--- Layout element annotations ---

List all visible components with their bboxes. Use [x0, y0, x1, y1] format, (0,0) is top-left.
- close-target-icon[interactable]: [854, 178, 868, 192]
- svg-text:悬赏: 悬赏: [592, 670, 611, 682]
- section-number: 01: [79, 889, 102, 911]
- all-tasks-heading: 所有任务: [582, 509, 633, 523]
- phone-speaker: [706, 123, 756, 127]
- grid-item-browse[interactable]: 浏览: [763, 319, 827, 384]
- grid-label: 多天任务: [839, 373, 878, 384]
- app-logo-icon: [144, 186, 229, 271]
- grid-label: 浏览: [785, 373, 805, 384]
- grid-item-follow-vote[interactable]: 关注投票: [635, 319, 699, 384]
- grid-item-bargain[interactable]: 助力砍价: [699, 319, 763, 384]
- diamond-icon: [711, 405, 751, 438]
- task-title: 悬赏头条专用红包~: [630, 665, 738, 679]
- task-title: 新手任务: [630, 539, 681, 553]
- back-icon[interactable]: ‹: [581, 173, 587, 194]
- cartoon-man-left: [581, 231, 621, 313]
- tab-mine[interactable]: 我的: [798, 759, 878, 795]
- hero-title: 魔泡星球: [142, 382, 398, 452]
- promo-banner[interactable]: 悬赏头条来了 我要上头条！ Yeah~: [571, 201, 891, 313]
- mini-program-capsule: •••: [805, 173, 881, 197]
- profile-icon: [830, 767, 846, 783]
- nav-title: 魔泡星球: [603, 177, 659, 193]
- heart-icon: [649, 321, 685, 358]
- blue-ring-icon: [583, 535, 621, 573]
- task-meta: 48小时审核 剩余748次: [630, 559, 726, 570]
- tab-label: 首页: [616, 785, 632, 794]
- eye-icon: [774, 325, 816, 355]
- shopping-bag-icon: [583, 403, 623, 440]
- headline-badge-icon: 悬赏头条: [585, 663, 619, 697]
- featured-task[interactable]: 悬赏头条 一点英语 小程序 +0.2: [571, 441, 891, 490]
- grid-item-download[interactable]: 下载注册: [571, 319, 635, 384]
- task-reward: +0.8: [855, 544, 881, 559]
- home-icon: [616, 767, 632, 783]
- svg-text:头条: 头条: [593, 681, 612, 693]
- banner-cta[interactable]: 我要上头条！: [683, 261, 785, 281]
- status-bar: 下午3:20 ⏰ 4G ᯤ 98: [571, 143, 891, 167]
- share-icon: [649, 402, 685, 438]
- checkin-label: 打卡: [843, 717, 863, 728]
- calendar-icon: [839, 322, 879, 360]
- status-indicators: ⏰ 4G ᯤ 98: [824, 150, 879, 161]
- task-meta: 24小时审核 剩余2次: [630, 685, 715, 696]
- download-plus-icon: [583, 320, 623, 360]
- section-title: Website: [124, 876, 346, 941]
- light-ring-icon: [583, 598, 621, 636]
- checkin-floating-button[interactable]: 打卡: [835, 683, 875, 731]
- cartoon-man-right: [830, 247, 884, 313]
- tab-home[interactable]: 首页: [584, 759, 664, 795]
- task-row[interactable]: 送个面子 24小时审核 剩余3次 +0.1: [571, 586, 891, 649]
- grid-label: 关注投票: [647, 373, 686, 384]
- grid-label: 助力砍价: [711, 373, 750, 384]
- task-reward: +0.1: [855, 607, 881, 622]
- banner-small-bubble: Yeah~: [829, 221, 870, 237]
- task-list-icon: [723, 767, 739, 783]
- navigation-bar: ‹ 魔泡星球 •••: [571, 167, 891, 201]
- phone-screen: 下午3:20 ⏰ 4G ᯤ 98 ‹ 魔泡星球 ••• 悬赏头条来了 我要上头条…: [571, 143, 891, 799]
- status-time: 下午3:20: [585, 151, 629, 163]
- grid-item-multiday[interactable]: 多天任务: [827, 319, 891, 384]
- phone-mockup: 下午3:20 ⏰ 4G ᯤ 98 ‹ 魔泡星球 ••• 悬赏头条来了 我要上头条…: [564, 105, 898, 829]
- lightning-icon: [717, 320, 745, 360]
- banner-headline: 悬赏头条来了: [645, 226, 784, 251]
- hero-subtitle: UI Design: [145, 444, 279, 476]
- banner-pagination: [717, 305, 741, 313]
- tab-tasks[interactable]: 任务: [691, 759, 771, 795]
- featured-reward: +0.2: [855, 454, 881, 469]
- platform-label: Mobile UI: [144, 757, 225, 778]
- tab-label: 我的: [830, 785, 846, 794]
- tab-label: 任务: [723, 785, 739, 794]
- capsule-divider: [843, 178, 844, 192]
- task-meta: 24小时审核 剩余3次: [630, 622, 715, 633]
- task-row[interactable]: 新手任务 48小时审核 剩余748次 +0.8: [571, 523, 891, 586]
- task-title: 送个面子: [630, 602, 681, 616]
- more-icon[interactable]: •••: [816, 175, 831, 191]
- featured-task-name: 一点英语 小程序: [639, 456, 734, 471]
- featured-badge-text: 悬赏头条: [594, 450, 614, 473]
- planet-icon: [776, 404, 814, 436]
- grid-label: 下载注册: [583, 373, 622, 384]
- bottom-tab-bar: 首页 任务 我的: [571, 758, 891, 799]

--- WORK INSTRUCTIONS ---
Rewrite the records from their start through the line containing "- promo-banner[interactable]: 悬赏头条来了", substituting "grid-caption" for every "grid-label" and leaving everything else unchanged.

--- ANSWER TO THE EXERCISE ---
List all visible components with their bboxes. Use [x0, y0, x1, y1] format, (0,0) is top-left.
- close-target-icon[interactable]: [854, 178, 868, 192]
- svg-text:悬赏: 悬赏: [592, 670, 611, 682]
- section-number: 01: [79, 889, 102, 911]
- all-tasks-heading: 所有任务: [582, 509, 633, 523]
- phone-speaker: [706, 123, 756, 127]
- grid-item-browse[interactable]: 浏览: [763, 319, 827, 384]
- grid-caption: 多天任务: [839, 373, 878, 384]
- app-logo-icon: [144, 186, 229, 271]
- grid-caption: 浏览: [785, 373, 805, 384]
- grid-item-follow-vote[interactable]: 关注投票: [635, 319, 699, 384]
- grid-item-bargain[interactable]: 助力砍价: [699, 319, 763, 384]
- diamond-icon: [711, 405, 751, 438]
- task-title: 悬赏头条专用红包~: [630, 665, 738, 679]
- task-title: 新手任务: [630, 539, 681, 553]
- back-icon[interactable]: ‹: [581, 173, 587, 194]
- cartoon-man-left: [581, 231, 621, 313]
- tab-mine[interactable]: 我的: [798, 759, 878, 795]
- hero-title: 魔泡星球: [142, 382, 398, 452]
- promo-banner[interactable]: 悬赏头条来了 我要上头条！ Yeah~: [571, 201, 891, 313]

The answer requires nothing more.